> [PARTS OF THE EXERCISE]
**A.** Decide whether each statement below agrees with the CT image reconstruction text. Answer yes or no for each, and quote the words from the text that settle it. (i) The raw data covers everything in the scan field of view, which fills almost the whole gantry. (ii) The slice interval is always the same as the slice thickness. (iii) A bone algorithm is a good choice for viewing soft tissues around the cranium.
**B.** Pick up the CT image reconstruction text right after its last question and keep writing it.

> [DOCUMENT EXCERPT]
---*---
After performing a thoracic spine scan for trauma, the radiologist requests images of the entire boney thorax. The raw data is still saved on the CT scanner. This will require:

Retrospectively reconstructing images with a different display field-of-view When scanning a patient, the raw data usually includes significantly more patient anatomy than the image data. The raw data will include everything in the scan field of view, which fills almost the entire gantry. Thoracic spine images use a display field of view that is much smaller than that. As long as the raw data is still on the computer, the entire bony thorax can be reconstructed retrospectively without rescanning the patient. This is accomplished by reconstructing the data into a different display field of view.

In the reconstructed image data, the distance from the start of one slice to the start of the next slice is defined as the:

Slice interval Slice interval is defined as the distance from one slice to the next slice. The slice interval might be the same as the slice thickness, but not always.

A patient in the emergency department is suspected of having a blowout fracture of right maxillary sinus. Structural damage to the eye will be best demonstrated with which of these filters?

Smoothing algorithms All soft tissues, including the soft tissues of the eye, should be evaluated using images Reconstructed with a smoothing algorithm. This makes soft tissues look smooth and easier to see. The other algorithms listed create more edge enhancement, which is good for viewing bones but not good for viewing soft tissues.

Select an algorithm that would be useful for viewing soft tissue changes around the cranium? Multiple correct answers are available.

Smoothing algorithms Unlike the bone algorithm, the standard algorithm and smoothing algorithms decrease edge enhancement. These types of algorithms are commonly used to view soft tissues, including soft tissues around the cranium. Soft tissues should not be viewed with any kind of edge-enhancing or bone algorithm. This would create more image noise that makes the soft tissues difficult to see. Standard algorithms Unlike the bone algorithm, the standard algorithm and smoothing algorithms decrease edge enhancement. These types of algorithms are commonly used to view soft tissues, including soft tissues around the cranium. Soft tissues should not be viewed with any kind of edge-enhancing or bone algorithm. This would create more image noise that makes the soft tissues difficult to see.

Which of these scenarios will result in gaps in the reconstructed image information?
---*---
[Document structure recognition data]
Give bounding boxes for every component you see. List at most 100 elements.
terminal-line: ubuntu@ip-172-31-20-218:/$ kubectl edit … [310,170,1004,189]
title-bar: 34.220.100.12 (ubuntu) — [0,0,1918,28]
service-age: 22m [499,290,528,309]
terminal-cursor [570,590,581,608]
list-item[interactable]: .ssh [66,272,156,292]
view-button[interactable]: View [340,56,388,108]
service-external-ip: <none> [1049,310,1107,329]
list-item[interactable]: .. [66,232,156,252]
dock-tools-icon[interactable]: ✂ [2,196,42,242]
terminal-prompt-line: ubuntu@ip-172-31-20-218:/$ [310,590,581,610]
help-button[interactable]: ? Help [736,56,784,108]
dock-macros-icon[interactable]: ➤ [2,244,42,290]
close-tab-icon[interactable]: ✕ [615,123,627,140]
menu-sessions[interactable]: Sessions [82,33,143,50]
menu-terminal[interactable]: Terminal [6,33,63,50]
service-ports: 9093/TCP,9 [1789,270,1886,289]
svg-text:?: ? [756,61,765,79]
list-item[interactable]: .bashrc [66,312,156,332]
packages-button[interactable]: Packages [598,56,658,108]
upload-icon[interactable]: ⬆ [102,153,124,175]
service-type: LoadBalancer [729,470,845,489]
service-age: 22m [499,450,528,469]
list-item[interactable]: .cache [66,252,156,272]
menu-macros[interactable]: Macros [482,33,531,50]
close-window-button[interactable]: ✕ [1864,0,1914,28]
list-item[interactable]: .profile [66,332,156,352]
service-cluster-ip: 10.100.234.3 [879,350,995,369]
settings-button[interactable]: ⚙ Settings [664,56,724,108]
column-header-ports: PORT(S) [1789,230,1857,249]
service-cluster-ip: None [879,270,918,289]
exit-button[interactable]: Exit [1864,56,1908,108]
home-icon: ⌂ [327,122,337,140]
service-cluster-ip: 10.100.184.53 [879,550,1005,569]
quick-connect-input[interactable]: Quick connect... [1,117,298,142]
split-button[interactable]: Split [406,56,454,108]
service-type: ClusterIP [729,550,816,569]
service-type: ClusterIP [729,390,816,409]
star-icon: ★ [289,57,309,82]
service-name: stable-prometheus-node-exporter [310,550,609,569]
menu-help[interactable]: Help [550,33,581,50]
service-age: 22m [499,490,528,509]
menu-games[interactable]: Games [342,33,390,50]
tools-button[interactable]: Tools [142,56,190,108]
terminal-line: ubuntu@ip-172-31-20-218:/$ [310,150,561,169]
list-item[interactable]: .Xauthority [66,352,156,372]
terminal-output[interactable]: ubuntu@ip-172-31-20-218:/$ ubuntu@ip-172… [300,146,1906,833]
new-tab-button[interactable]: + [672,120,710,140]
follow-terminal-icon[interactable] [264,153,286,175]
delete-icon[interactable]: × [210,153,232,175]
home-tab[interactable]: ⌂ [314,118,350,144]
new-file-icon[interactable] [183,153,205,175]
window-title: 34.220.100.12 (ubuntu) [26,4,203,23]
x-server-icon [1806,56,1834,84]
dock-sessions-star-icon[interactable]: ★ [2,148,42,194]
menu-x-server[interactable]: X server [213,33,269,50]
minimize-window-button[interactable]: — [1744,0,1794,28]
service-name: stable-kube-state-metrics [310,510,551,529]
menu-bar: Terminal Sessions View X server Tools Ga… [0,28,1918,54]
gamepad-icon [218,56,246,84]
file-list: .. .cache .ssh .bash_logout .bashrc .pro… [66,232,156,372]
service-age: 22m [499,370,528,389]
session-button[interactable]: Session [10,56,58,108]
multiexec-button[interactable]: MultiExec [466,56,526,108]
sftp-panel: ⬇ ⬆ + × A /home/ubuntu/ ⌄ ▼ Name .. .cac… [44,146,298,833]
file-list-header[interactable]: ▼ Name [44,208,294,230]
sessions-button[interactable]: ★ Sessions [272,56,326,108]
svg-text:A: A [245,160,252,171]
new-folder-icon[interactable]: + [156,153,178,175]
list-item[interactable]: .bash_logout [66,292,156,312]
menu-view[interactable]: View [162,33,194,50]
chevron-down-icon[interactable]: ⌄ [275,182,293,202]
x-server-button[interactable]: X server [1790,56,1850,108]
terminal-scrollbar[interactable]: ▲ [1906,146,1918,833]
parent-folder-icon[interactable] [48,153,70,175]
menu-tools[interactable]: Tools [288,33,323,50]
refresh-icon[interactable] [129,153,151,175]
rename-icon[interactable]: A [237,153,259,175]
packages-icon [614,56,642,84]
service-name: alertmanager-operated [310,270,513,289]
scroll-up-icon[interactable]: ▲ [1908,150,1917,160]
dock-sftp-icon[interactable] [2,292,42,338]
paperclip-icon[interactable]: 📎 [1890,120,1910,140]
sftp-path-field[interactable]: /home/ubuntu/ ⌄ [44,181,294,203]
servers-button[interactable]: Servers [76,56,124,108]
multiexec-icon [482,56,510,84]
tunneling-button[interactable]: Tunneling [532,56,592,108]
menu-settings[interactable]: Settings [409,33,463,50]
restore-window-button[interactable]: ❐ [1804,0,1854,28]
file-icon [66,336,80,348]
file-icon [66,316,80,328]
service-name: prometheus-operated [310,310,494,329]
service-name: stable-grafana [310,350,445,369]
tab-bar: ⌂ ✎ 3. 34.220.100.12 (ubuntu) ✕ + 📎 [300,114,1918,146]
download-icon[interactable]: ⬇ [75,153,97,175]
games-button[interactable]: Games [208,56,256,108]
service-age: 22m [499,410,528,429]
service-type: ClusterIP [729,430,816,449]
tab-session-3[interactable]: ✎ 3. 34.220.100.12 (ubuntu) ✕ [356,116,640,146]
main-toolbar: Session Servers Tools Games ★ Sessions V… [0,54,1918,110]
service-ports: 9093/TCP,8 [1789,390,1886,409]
---*---
> [EXPECTED RESPONSES]
**A.**
(i) Yes: "The raw data will include everything in the scan field of view, which fills almost the entire gantry."
(ii) No: "The slice interval might be the same as the slice thickness, but not always."
(iii) No: "Soft tissues should not be viewed with any kind of edge-enhancing or bone algorithm."

**B.**
When the slice interval is greater than the slice thickness Normally, the slice interval should be set equal to the slice thickness. In this scenario, one slice ends and the next begins with no gaps. Gaps are created in the data set when the slice interval is greater than the slice thickness. It would be like adding gaps in between the slices of a loaf of bread.

Thick reconstruction slices (greater than 3 mm) are NOT suitable for which of the following? Multiple correct answers are available. a. Multiplanar reformations b. Angiographic imaging c. Abdominal imaging d. Thoracic imaging

a. Multiplanar reformations Thicker slices are good for viewing images with minimal noise, but there are some times that thick slices should never be used. Thick slices should never be used for multiplanar reformations as this results in blurriness in the images. Thick slices should also never be used four protocols requiring high spatial resolution, such as angiographic imaging. b. Angiographic imaging

Select all parameters that CAN be changed retrospectively. a. Scan start and end locations b. Slice thickness c. Display Field-of-View d. Reconstruction algorithm e. Scan field-of-view f. Acquisition thickness g. Slice interval

a. Scan start and end locations b. Slice thickness c. Display Field-of-View d. Reconstruction algorithm g. Slice interval Some aspects of CT images can be changed retrospectively, but some cannot. In this example, notice that the scan field of view and acquisition thickness cannot be changed. Think of the scan field of view as being the raw data. We cannot create more raw data without rescanning the patient. The acquisition thickness is the thickness of the detector rows used during scanning. Obviously there is no way of changing this without scanning the patient again.